**TASK REQUIREMENTS:** Copy out the records in full, word for word, without pictures.

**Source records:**
((

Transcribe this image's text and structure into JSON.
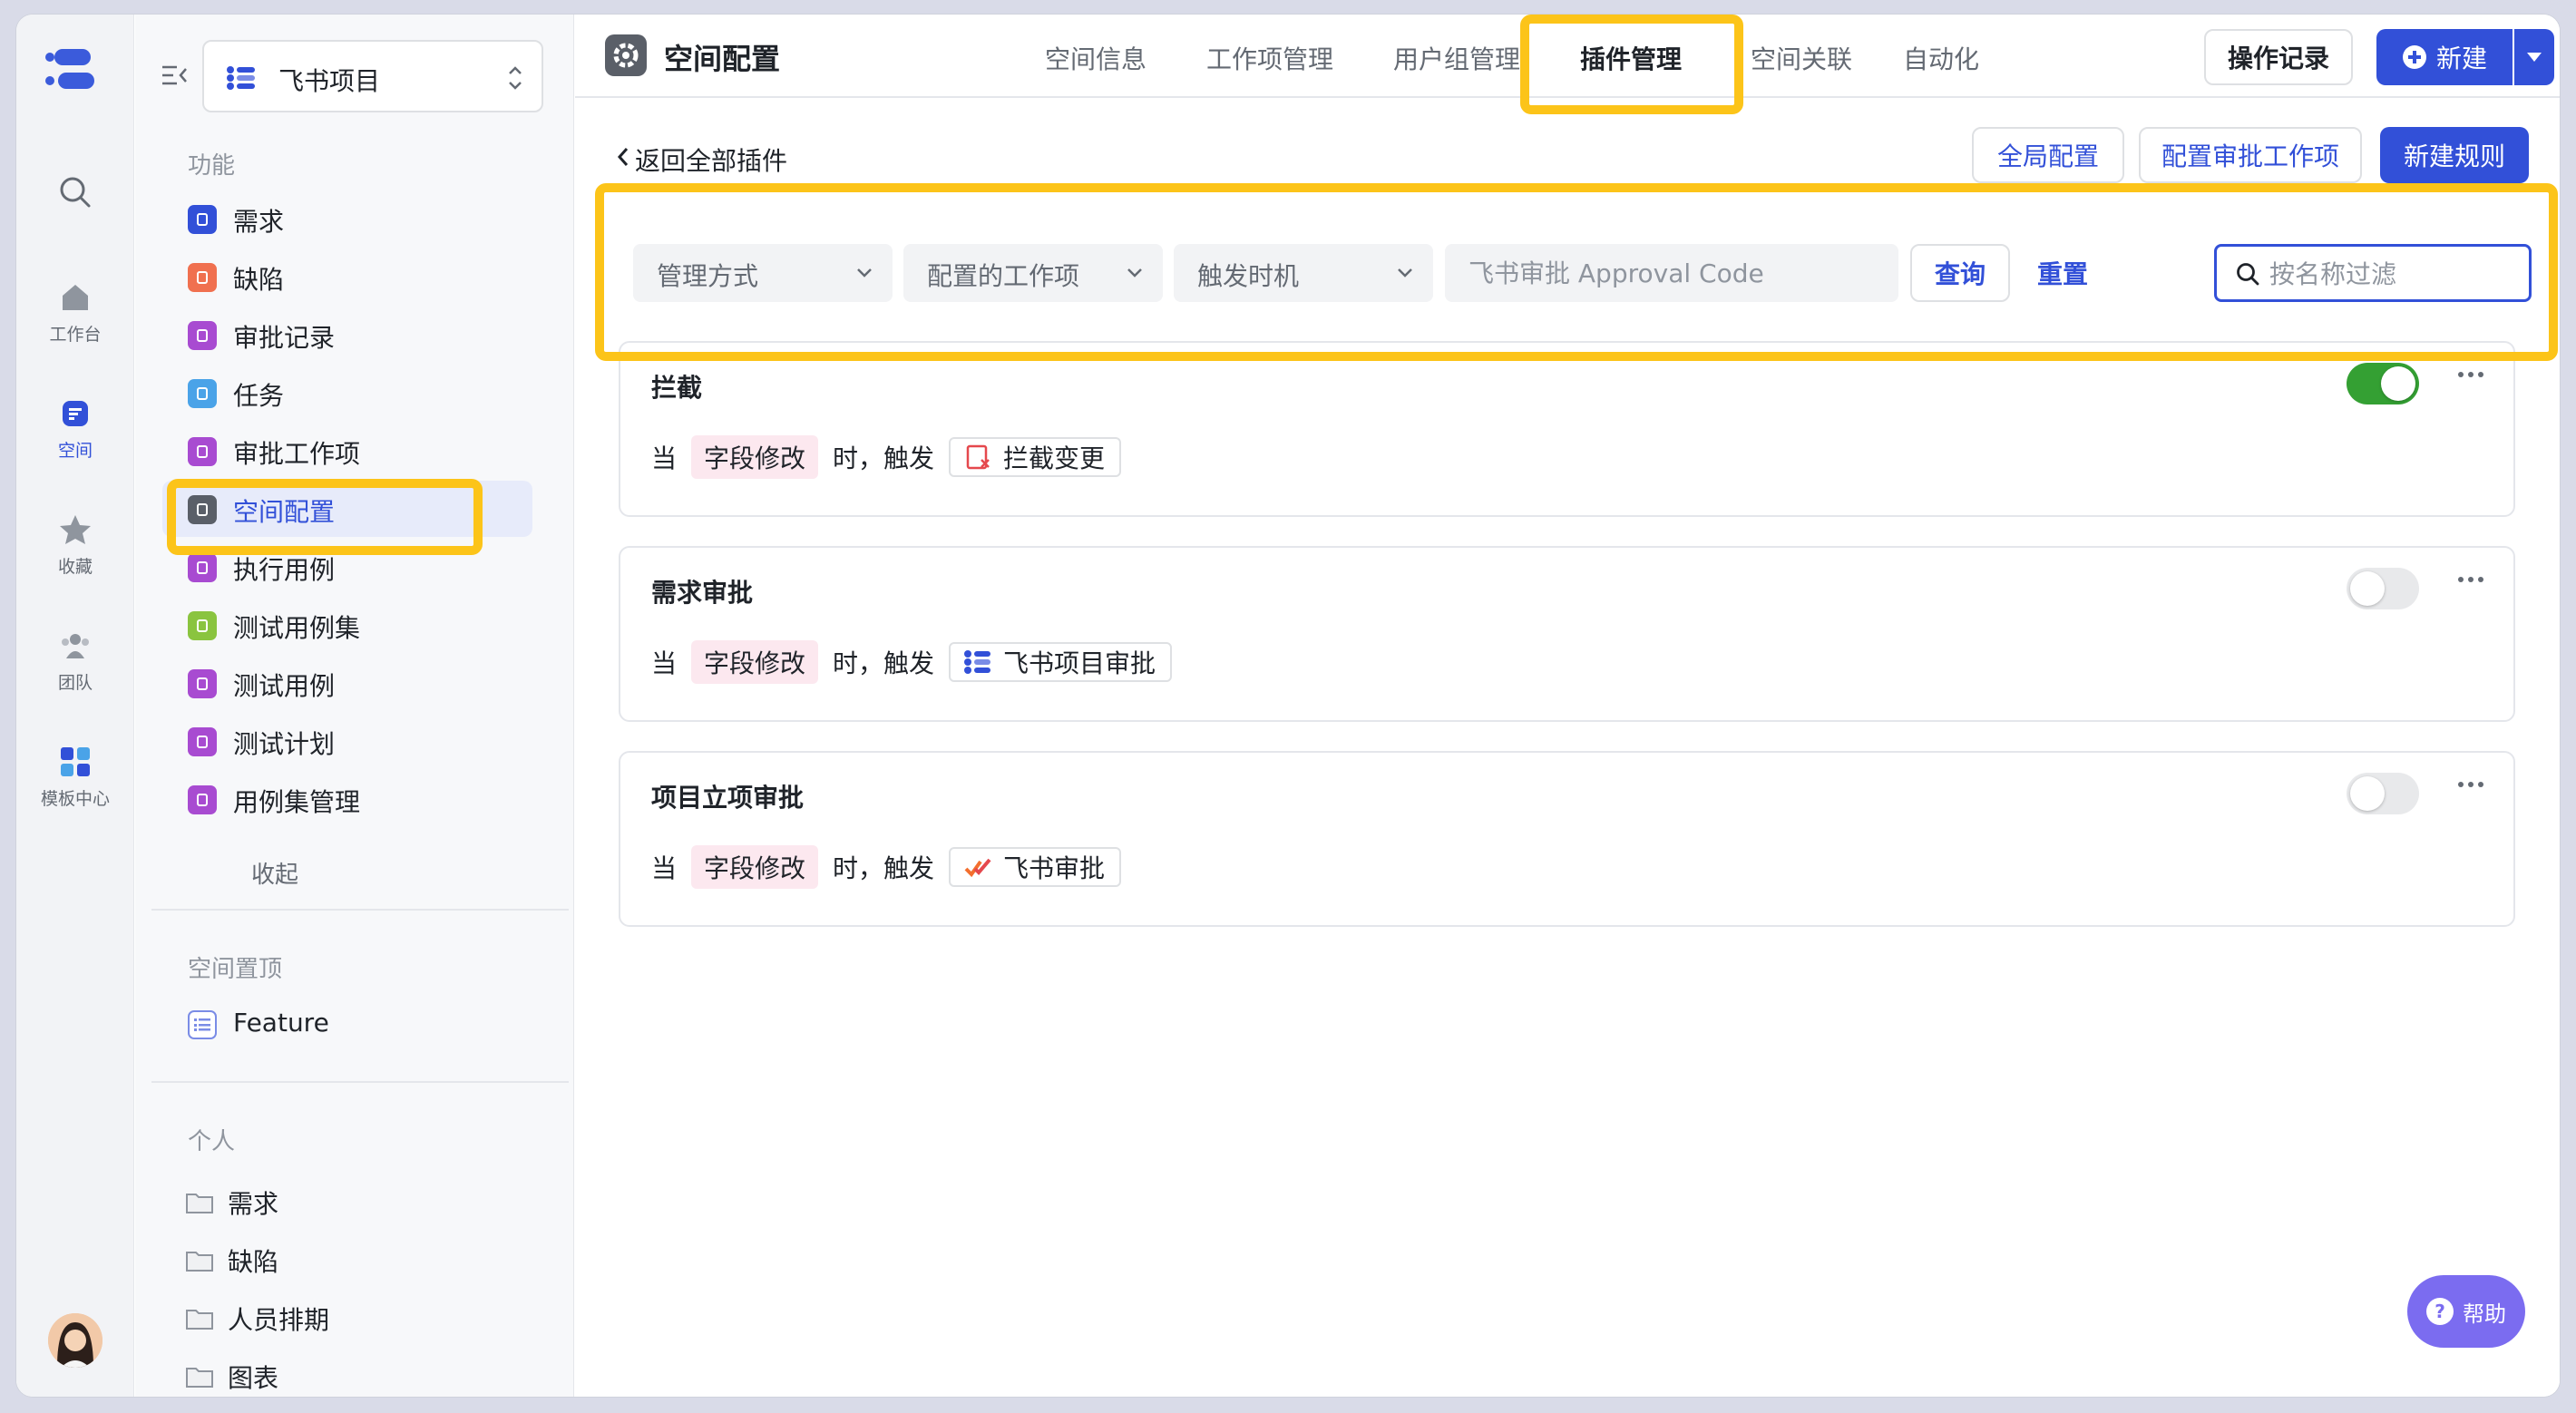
{
  "rail": {
    "items": [
      {
        "label": "工作台"
      },
      {
        "label": "空间"
      },
      {
        "label": "收藏"
      },
      {
        "label": "团队"
      },
      {
        "label": "模板中心"
      }
    ]
  },
  "sidebar": {
    "project_name": "飞书项目",
    "section_features": "功能",
    "features": [
      {
        "label": "需求",
        "color": "#3250d8"
      },
      {
        "label": "缺陷",
        "color": "#f0704f"
      },
      {
        "label": "审批记录",
        "color": "#a84bd1"
      },
      {
        "label": "任务",
        "color": "#4aa3e8"
      },
      {
        "label": "审批工作项",
        "color": "#a84bd1"
      },
      {
        "label": "空间配置",
        "color": "#5a5f68"
      },
      {
        "label": "执行用例",
        "color": "#a84bd1"
      },
      {
        "label": "测试用例集",
        "color": "#8ac43f"
      },
      {
        "label": "测试用例",
        "color": "#a84bd1"
      },
      {
        "label": "测试计划",
        "color": "#a84bd1"
      },
      {
        "label": "用例集管理",
        "color": "#a84bd1"
      }
    ],
    "collapse_label": "收起",
    "section_pinned": "空间置顶",
    "pinned": [
      {
        "label": "Feature"
      }
    ],
    "section_personal": "个人",
    "personal": [
      {
        "label": "需求"
      },
      {
        "label": "缺陷"
      },
      {
        "label": "人员排期"
      },
      {
        "label": "图表"
      }
    ]
  },
  "header": {
    "title": "空间配置",
    "tabs": [
      {
        "label": "空间信息"
      },
      {
        "label": "工作项管理"
      },
      {
        "label": "用户组管理"
      },
      {
        "label": "插件管理"
      },
      {
        "label": "空间关联"
      },
      {
        "label": "自动化"
      }
    ],
    "history_label": "操作记录",
    "new_label": "新建"
  },
  "toolbar": {
    "back_label": "返回全部插件",
    "global_config": "全局配置",
    "config_approval": "配置审批工作项",
    "new_rule": "新建规则"
  },
  "filters": {
    "mode": "管理方式",
    "work_item": "配置的工作项",
    "trigger": "触发时机",
    "approval_code_placeholder": "飞书审批 Approval Code",
    "query": "查询",
    "reset": "重置",
    "search_placeholder": "按名称过滤"
  },
  "rules": [
    {
      "title": "拦截",
      "when": "当",
      "field": "字段修改",
      "then": "时，触发",
      "action": "拦截变更",
      "enabled": true
    },
    {
      "title": "需求审批",
      "when": "当",
      "field": "字段修改",
      "then": "时，触发",
      "action": "飞书项目审批",
      "enabled": false
    },
    {
      "title": "项目立项审批",
      "when": "当",
      "field": "字段修改",
      "then": "时，触发",
      "action": "飞书审批",
      "enabled": false
    }
  ],
  "help_label": "帮助",
  "colors": {
    "accent": "#3250d8",
    "highlight": "#fcc419",
    "toggle_on": "#34a033"
  }
}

))

**WRITTEN RESPONSE:**
Transcribe this image's text and structure into JSON.
{
  "rail": {
    "items": [
      {
        "label": "工作台"
      },
      {
        "label": "空间"
      },
      {
        "label": "收藏"
      },
      {
        "label": "团队"
      },
      {
        "label": "模板中心"
      }
    ]
  },
  "sidebar": {
    "project_name": "飞书项目",
    "section_features": "功能",
    "features": [
      {
        "label": "需求",
        "color": "#3250d8"
      },
      {
        "label": "缺陷",
        "color": "#f0704f"
      },
      {
        "label": "审批记录",
        "color": "#a84bd1"
      },
      {
        "label": "任务",
        "color": "#4aa3e8"
      },
      {
        "label": "审批工作项",
        "color": "#a84bd1"
      },
      {
        "label": "空间配置",
        "color": "#5a5f68"
      },
      {
        "label": "执行用例",
        "color": "#a84bd1"
      },
      {
        "label": "测试用例集",
        "color": "#8ac43f"
      },
      {
        "label": "测试用例",
        "color": "#a84bd1"
      },
      {
        "label": "测试计划",
        "color": "#a84bd1"
      },
      {
        "label": "用例集管理",
        "color": "#a84bd1"
      }
    ],
    "collapse_label": "收起",
    "section_pinned": "空间置顶",
    "pinned": [
      {
        "label": "Feature"
      }
    ],
    "section_personal": "个人",
    "personal": [
      {
        "label": "需求"
      },
      {
        "label": "缺陷"
      },
      {
        "label": "人员排期"
      },
      {
        "label": "图表"
      }
    ]
  },
  "header": {
    "title": "空间配置",
    "tabs": [
      {
        "label": "空间信息"
      },
      {
        "label": "工作项管理"
      },
      {
        "label": "用户组管理"
      },
      {
        "label": "插件管理"
      },
      {
        "label": "空间关联"
      },
      {
        "label": "自动化"
      }
    ],
    "history_label": "操作记录",
    "new_label": "新建"
  },
  "toolbar": {
    "back_label": "返回全部插件",
    "global_config": "全局配置",
    "config_approval": "配置审批工作项",
    "new_rule": "新建规则"
  },
  "filters": {
    "mode": "管理方式",
    "work_item": "配置的工作项",
    "trigger": "触发时机",
    "approval_code_placeholder": "飞书审批 Approval Code",
    "query": "查询",
    "reset": "重置",
    "search_placeholder": "按名称过滤"
  },
  "rules": [
    {
      "title": "拦截",
      "when": "当",
      "field": "字段修改",
      "then": "时，触发",
      "action": "拦截变更",
      "enabled": true
    },
    {
      "title": "需求审批",
      "when": "当",
      "field": "字段修改",
      "then": "时，触发",
      "action": "飞书项目审批",
      "enabled": false
    },
    {
      "title": "项目立项审批",
      "when": "当",
      "field": "字段修改",
      "then": "时，触发",
      "action": "飞书审批",
      "enabled": false
    }
  ],
  "help_label": "帮助",
  "colors": {
    "accent": "#3250d8",
    "highlight": "#fcc419",
    "toggle_on": "#34a033"
  }
}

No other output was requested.